- Exercise description: Count the lines containing "humérus". Give the number alone.

Saved entries:
■ ■ ■ ■ ■ ■ ■
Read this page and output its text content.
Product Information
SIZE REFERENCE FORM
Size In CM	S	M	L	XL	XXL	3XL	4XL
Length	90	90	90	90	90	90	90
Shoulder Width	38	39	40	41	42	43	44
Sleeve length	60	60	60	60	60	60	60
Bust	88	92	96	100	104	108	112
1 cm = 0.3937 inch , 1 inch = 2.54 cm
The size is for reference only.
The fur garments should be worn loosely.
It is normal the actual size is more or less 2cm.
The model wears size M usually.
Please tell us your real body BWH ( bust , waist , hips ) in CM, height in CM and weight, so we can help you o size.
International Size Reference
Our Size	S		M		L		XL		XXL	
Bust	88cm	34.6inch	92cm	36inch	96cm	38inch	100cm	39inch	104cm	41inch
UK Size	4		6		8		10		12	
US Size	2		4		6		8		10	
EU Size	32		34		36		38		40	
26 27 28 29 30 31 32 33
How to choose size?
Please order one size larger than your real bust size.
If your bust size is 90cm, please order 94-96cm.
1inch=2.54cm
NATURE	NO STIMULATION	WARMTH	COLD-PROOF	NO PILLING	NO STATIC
■ ■ ■ ■ ■ ■ ■
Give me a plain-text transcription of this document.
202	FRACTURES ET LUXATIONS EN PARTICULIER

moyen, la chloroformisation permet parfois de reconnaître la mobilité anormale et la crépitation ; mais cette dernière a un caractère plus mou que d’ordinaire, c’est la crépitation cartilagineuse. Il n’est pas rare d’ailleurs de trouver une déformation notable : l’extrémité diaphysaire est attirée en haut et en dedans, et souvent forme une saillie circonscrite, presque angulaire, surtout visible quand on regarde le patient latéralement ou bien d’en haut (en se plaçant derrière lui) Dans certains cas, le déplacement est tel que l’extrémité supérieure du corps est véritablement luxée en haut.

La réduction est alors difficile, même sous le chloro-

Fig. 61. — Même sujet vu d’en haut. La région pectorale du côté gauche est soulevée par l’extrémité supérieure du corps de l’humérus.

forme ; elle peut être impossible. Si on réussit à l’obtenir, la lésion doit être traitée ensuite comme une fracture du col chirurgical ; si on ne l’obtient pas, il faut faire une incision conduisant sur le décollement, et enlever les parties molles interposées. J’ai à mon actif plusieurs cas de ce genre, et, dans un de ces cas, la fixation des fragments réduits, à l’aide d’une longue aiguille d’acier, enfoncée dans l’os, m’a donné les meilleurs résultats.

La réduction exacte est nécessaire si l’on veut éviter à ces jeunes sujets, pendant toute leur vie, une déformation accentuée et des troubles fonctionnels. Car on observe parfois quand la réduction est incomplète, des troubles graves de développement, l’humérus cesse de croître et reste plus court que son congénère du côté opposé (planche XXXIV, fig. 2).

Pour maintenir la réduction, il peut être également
■ ■ ■ ■ ■ ■ ■
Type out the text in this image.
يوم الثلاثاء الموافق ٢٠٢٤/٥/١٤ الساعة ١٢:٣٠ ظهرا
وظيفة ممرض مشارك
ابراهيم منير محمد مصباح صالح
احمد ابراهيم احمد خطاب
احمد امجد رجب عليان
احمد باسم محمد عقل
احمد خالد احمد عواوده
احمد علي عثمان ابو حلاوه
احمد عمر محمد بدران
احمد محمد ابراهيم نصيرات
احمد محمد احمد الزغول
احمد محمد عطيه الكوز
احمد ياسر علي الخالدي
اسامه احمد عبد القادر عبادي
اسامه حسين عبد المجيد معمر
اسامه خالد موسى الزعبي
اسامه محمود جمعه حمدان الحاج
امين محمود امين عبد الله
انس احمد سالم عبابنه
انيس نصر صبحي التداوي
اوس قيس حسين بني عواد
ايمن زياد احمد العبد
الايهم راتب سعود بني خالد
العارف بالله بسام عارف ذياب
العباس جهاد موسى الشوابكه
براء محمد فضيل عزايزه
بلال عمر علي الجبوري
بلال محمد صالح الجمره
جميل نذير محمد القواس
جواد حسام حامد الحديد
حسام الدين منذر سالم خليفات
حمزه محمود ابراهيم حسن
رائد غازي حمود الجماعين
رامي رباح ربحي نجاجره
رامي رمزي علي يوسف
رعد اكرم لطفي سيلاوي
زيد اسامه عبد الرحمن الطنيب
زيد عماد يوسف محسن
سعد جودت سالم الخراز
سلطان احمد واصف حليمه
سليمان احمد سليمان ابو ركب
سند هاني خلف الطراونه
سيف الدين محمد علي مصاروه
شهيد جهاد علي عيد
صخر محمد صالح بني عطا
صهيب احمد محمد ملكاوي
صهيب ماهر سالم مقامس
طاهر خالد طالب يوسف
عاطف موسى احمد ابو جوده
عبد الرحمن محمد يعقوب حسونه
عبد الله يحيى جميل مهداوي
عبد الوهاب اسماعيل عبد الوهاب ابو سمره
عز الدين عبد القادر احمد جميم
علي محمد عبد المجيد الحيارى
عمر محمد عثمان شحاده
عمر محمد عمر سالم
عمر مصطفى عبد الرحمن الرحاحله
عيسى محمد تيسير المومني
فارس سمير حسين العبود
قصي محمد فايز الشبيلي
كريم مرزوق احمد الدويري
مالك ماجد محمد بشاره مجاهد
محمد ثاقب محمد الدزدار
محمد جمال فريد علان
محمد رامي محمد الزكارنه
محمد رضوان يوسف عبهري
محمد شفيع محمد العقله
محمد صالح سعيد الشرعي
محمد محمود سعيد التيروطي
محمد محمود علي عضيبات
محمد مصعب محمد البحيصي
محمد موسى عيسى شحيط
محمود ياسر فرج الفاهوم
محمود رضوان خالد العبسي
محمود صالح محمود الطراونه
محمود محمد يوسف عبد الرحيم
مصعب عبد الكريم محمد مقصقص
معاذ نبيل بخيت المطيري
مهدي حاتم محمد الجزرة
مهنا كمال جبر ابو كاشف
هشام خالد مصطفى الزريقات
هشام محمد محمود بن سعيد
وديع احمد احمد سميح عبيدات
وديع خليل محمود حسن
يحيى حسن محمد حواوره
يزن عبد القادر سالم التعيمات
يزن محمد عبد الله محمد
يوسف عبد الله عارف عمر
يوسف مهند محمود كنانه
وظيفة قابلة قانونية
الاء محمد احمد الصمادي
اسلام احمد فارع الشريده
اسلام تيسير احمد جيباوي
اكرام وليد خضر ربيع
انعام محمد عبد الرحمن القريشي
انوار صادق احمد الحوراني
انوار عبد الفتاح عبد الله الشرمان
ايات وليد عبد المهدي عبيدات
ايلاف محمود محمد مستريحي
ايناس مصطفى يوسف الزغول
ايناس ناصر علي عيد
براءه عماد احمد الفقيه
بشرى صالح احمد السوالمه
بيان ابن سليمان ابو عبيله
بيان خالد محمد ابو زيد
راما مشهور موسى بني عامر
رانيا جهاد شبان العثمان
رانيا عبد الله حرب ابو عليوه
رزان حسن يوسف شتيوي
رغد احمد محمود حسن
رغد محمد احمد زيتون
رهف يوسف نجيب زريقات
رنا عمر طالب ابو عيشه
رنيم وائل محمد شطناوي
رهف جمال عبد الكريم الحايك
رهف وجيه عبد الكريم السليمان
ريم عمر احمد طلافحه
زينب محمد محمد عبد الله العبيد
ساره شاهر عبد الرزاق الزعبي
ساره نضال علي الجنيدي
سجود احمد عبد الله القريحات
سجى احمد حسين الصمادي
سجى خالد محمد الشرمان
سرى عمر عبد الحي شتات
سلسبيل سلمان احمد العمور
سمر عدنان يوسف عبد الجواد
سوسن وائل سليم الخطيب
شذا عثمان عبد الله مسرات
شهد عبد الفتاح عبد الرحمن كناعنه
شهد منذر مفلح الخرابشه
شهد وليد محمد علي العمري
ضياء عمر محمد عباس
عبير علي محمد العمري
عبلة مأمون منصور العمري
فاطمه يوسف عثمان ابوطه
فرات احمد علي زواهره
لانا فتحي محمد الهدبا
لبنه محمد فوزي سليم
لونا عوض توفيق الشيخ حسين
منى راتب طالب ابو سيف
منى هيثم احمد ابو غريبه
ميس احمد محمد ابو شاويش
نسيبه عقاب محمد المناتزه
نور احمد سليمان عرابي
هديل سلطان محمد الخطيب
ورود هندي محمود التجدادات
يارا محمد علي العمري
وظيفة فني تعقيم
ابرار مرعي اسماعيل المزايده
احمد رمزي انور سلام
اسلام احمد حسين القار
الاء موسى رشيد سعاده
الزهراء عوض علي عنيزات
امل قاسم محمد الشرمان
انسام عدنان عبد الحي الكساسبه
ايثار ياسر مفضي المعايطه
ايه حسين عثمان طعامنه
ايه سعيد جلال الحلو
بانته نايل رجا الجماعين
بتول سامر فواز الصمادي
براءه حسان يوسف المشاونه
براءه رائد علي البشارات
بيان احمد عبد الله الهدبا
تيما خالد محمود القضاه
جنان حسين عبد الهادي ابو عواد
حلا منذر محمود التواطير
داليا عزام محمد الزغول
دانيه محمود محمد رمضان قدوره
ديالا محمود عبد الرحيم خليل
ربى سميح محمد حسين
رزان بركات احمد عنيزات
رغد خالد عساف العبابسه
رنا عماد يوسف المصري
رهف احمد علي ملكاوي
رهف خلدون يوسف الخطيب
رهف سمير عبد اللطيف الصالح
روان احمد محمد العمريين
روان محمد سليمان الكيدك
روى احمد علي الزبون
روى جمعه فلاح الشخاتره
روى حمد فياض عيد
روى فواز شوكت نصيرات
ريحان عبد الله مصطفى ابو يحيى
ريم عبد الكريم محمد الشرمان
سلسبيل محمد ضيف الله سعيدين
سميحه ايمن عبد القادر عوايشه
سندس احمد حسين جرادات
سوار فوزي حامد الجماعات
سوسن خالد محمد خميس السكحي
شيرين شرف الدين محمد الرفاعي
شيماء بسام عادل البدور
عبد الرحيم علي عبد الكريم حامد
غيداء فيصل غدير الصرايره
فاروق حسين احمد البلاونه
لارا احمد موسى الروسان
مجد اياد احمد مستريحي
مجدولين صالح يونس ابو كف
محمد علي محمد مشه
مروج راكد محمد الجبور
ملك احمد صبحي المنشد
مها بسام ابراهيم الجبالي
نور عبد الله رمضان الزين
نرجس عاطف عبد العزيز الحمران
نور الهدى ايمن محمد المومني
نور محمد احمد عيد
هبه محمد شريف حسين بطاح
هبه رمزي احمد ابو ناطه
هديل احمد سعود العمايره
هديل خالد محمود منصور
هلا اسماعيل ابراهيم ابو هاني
■ ■ ■ ■ ■ ■ ■
- Answer to this exercise: 2